===== MATERIAL TO PROCESS =====

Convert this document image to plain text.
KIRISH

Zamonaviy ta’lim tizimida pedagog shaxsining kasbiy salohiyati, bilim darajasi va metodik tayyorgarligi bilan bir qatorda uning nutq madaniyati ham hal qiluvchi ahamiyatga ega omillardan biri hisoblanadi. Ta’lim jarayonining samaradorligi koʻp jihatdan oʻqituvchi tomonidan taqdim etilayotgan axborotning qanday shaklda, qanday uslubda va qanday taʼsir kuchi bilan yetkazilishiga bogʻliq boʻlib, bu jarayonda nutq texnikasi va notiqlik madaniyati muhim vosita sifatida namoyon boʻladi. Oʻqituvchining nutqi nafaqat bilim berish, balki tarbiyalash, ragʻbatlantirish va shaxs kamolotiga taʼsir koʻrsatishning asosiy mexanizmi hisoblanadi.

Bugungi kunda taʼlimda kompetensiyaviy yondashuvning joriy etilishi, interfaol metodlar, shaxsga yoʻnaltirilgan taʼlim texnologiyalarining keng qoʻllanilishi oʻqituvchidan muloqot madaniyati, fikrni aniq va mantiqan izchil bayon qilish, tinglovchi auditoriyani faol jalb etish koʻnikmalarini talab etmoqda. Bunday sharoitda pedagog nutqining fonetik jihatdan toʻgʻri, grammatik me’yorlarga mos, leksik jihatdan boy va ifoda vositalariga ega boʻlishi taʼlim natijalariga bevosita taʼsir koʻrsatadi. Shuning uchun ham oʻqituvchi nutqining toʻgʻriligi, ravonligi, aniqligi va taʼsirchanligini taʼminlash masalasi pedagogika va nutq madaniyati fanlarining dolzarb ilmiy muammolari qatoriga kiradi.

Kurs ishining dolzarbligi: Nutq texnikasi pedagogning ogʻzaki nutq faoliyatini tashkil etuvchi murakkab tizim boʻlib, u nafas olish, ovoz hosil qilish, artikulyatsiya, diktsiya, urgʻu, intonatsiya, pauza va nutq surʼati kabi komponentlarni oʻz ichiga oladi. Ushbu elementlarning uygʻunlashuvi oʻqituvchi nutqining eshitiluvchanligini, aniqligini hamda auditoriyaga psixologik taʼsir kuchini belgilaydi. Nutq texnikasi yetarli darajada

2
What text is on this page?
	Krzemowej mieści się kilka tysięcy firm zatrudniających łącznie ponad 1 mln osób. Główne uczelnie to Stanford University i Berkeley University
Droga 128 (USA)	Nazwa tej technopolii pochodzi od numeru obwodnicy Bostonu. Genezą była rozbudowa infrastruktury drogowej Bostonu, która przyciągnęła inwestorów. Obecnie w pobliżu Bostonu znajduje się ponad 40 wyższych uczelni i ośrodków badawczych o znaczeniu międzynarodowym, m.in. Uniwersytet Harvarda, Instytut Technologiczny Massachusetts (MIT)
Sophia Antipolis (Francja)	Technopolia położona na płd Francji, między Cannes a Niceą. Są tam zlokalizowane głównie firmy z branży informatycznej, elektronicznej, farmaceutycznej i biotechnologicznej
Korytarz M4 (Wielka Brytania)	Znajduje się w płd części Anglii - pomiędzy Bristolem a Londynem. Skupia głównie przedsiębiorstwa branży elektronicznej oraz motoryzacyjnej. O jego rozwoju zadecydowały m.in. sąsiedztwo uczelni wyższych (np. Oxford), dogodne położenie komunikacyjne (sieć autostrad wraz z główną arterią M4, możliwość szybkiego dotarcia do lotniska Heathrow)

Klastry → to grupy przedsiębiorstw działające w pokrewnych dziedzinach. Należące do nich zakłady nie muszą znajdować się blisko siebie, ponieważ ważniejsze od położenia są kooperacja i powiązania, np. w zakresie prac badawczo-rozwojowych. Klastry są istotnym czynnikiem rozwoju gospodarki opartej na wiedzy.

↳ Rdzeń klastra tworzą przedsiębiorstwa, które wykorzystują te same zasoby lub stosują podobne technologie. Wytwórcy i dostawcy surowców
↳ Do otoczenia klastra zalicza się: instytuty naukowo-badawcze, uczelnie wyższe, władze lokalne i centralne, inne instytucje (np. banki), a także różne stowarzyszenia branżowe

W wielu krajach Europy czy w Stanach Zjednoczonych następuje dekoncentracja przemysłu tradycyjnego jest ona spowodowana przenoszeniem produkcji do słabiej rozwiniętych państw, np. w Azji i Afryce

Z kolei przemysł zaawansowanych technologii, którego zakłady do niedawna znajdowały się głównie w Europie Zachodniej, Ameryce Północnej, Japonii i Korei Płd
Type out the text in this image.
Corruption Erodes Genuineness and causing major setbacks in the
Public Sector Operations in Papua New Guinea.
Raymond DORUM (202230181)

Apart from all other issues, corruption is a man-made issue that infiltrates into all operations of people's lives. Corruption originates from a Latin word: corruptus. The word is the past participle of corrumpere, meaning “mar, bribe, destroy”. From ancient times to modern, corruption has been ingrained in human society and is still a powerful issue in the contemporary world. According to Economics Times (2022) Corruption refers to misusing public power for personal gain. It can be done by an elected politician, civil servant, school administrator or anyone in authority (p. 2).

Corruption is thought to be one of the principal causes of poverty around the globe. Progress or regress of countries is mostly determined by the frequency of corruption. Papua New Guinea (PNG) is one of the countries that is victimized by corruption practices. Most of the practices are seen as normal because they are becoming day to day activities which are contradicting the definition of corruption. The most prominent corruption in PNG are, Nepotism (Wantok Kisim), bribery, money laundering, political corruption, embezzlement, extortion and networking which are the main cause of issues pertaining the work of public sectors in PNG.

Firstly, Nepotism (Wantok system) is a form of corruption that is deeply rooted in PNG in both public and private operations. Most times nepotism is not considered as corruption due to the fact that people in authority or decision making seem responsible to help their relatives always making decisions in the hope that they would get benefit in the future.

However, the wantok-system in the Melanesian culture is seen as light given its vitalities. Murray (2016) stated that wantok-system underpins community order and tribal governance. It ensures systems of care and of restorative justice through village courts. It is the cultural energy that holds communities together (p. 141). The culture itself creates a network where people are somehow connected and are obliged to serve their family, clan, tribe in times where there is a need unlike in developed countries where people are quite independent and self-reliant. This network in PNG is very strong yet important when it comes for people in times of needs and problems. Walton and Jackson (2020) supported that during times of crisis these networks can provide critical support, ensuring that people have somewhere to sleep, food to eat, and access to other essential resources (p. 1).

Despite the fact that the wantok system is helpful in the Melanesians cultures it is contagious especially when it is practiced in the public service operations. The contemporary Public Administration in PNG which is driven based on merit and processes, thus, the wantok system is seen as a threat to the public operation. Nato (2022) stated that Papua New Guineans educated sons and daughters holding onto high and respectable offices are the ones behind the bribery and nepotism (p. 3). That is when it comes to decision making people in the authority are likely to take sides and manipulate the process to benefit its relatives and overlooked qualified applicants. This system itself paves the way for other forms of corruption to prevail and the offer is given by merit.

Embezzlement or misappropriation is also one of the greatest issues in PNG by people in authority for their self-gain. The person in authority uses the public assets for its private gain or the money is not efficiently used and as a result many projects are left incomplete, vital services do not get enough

=====

TASK DESCRIPTION » Output the entries verbatim.

THE RESPONSE »
Convert this document image to plain text.
KIRISH

Zamonaviy ta’lim tizimida pedagog shaxsining kasbiy salohiyati, bilim darajasi va metodik tayyorgarligi bilan bir qatorda uning nutq madaniyati ham hal qiluvchi ahamiyatga ega omillardan biri hisoblanadi. Ta’lim jarayonining samaradorligi koʻp jihatdan oʻqituvchi tomonidan taqdim etilayotgan axborotning qanday shaklda, qanday uslubda va qanday taʼsir kuchi bilan yetkazilishiga bogʻliq boʻlib, bu jarayonda nutq texnikasi va notiqlik madaniyati muhim vosita sifatida namoyon boʻladi. Oʻqituvchining nutqi nafaqat bilim berish, balki tarbiyalash, ragʻbatlantirish va shaxs kamolotiga taʼsir koʻrsatishning asosiy mexanizmi hisoblanadi.

Bugungi kunda taʼlimda kompetensiyaviy yondashuvning joriy etilishi, interfaol metodlar, shaxsga yoʻnaltirilgan taʼlim texnologiyalarining keng qoʻllanilishi oʻqituvchidan muloqot madaniyati, fikrni aniq va mantiqan izchil bayon qilish, tinglovchi auditoriyani faol jalb etish koʻnikmalarini talab etmoqda. Bunday sharoitda pedagog nutqining fonetik jihatdan toʻgʻri, grammatik me’yorlarga mos, leksik jihatdan boy va ifoda vositalariga ega boʻlishi taʼlim natijalariga bevosita taʼsir koʻrsatadi. Shuning uchun ham oʻqituvchi nutqining toʻgʻriligi, ravonligi, aniqligi va taʼsirchanligini taʼminlash masalasi pedagogika va nutq madaniyati fanlarining dolzarb ilmiy muammolari qatoriga kiradi.

Kurs ishining dolzarbligi: Nutq texnikasi pedagogning ogʻzaki nutq faoliyatini tashkil etuvchi murakkab tizim boʻlib, u nafas olish, ovoz hosil qilish, artikulyatsiya, diktsiya, urgʻu, intonatsiya, pauza va nutq surʼati kabi komponentlarni oʻz ichiga oladi. Ushbu elementlarning uygʻunlashuvi oʻqituvchi nutqining eshitiluvchanligini, aniqligini hamda auditoriyaga psixologik taʼsir kuchini belgilaydi. Nutq texnikasi yetarli darajada

2
What text is on this page?
	Krzemowej mieści się kilka tysięcy firm zatrudniających łącznie ponad 1 mln osób. Główne uczelnie to Stanford University i Berkeley University
Droga 128 (USA)	Nazwa tej technopolii pochodzi od numeru obwodnicy Bostonu. Genezą była rozbudowa infrastruktury drogowej Bostonu, która przyciągnęła inwestorów. Obecnie w pobliżu Bostonu znajduje się ponad 40 wyższych uczelni i ośrodków badawczych o znaczeniu międzynarodowym, m.in. Uniwersytet Harvarda, Instytut Technologiczny Massachusetts (MIT)
Sophia Antipolis (Francja)	Technopolia położona na płd Francji, między Cannes a Niceą. Są tam zlokalizowane głównie firmy z branży informatycznej, elektronicznej, farmaceutycznej i biotechnologicznej
Korytarz M4 (Wielka Brytania)	Znajduje się w płd części Anglii - pomiędzy Bristolem a Londynem. Skupia głównie przedsiębiorstwa branży elektronicznej oraz motoryzacyjnej. O jego rozwoju zadecydowały m.in. sąsiedztwo uczelni wyższych (np. Oxford), dogodne położenie komunikacyjne (sieć autostrad wraz z główną arterią M4, możliwość szybkiego dotarcia do lotniska Heathrow)

Klastry → to grupy przedsiębiorstw działające w pokrewnych dziedzinach. Należące do nich zakłady nie muszą znajdować się blisko siebie, ponieważ ważniejsze od położenia są kooperacja i powiązania, np. w zakresie prac badawczo-rozwojowych. Klastry są istotnym czynnikiem rozwoju gospodarki opartej na wiedzy.

↳ Rdzeń klastra tworzą przedsiębiorstwa, które wykorzystują te same zasoby lub stosują podobne technologie. Wytwórcy i dostawcy surowców
↳ Do otoczenia klastra zalicza się: instytuty naukowo-badawcze, uczelnie wyższe, władze lokalne i centralne, inne instytucje (np. banki), a także różne stowarzyszenia branżowe

W wielu krajach Europy czy w Stanach Zjednoczonych następuje dekoncentracja przemysłu tradycyjnego jest ona spowodowana przenoszeniem produkcji do słabiej rozwiniętych państw, np. w Azji i Afryce

Z kolei przemysł zaawansowanych technologii, którego zakłady do niedawna znajdowały się głównie w Europie Zachodniej, Ameryce Północnej, Japonii i Korei Płd
Type out the text in this image.
Corruption Erodes Genuineness and causing major setbacks in the
Public Sector Operations in Papua New Guinea.
Raymond DORUM (202230181)

Apart from all other issues, corruption is a man-made issue that infiltrates into all operations of people's lives. Corruption originates from a Latin word: corruptus. The word is the past participle of corrumpere, meaning “mar, bribe, destroy”. From ancient times to modern, corruption has been ingrained in human society and is still a powerful issue in the contemporary world. According to Economics Times (2022) Corruption refers to misusing public power for personal gain. It can be done by an elected politician, civil servant, school administrator or anyone in authority (p. 2).

Corruption is thought to be one of the principal causes of poverty around the globe. Progress or regress of countries is mostly determined by the frequency of corruption. Papua New Guinea (PNG) is one of the countries that is victimized by corruption practices. Most of the practices are seen as normal because they are becoming day to day activities which are contradicting the definition of corruption. The most prominent corruption in PNG are, Nepotism (Wantok Kisim), bribery, money laundering, political corruption, embezzlement, extortion and networking which are the main cause of issues pertaining the work of public sectors in PNG.

Firstly, Nepotism (Wantok system) is a form of corruption that is deeply rooted in PNG in both public and private operations. Most times nepotism is not considered as corruption due to the fact that people in authority or decision making seem responsible to help their relatives always making decisions in the hope that they would get benefit in the future.

However, the wantok-system in the Melanesian culture is seen as light given its vitalities. Murray (2016) stated that wantok-system underpins community order and tribal governance. It ensures systems of care and of restorative justice through village courts. It is the cultural energy that holds communities together (p. 141). The culture itself creates a network where people are somehow connected and are obliged to serve their family, clan, tribe in times where there is a need unlike in developed countries where people are quite independent and self-reliant. This network in PNG is very strong yet important when it comes for people in times of needs and problems. Walton and Jackson (2020) supported that during times of crisis these networks can provide critical support, ensuring that people have somewhere to sleep, food to eat, and access to other essential resources (p. 1).

Despite the fact that the wantok system is helpful in the Melanesians cultures it is contagious especially when it is practiced in the public service operations. The contemporary Public Administration in PNG which is driven based on merit and processes, thus, the wantok system is seen as a threat to the public operation. Nato (2022) stated that Papua New Guineans educated sons and daughters holding onto high and respectable offices are the ones behind the bribery and nepotism (p. 3). That is when it comes to decision making people in the authority are likely to take sides and manipulate the process to benefit its relatives and overlooked qualified applicants. This system itself paves the way for other forms of corruption to prevail and the offer is given by merit.

Embezzlement or misappropriation is also one of the greatest issues in PNG by people in authority for their self-gain. The person in authority uses the public assets for its private gain or the money is not efficiently used and as a result many projects are left incomplete, vital services do not get enough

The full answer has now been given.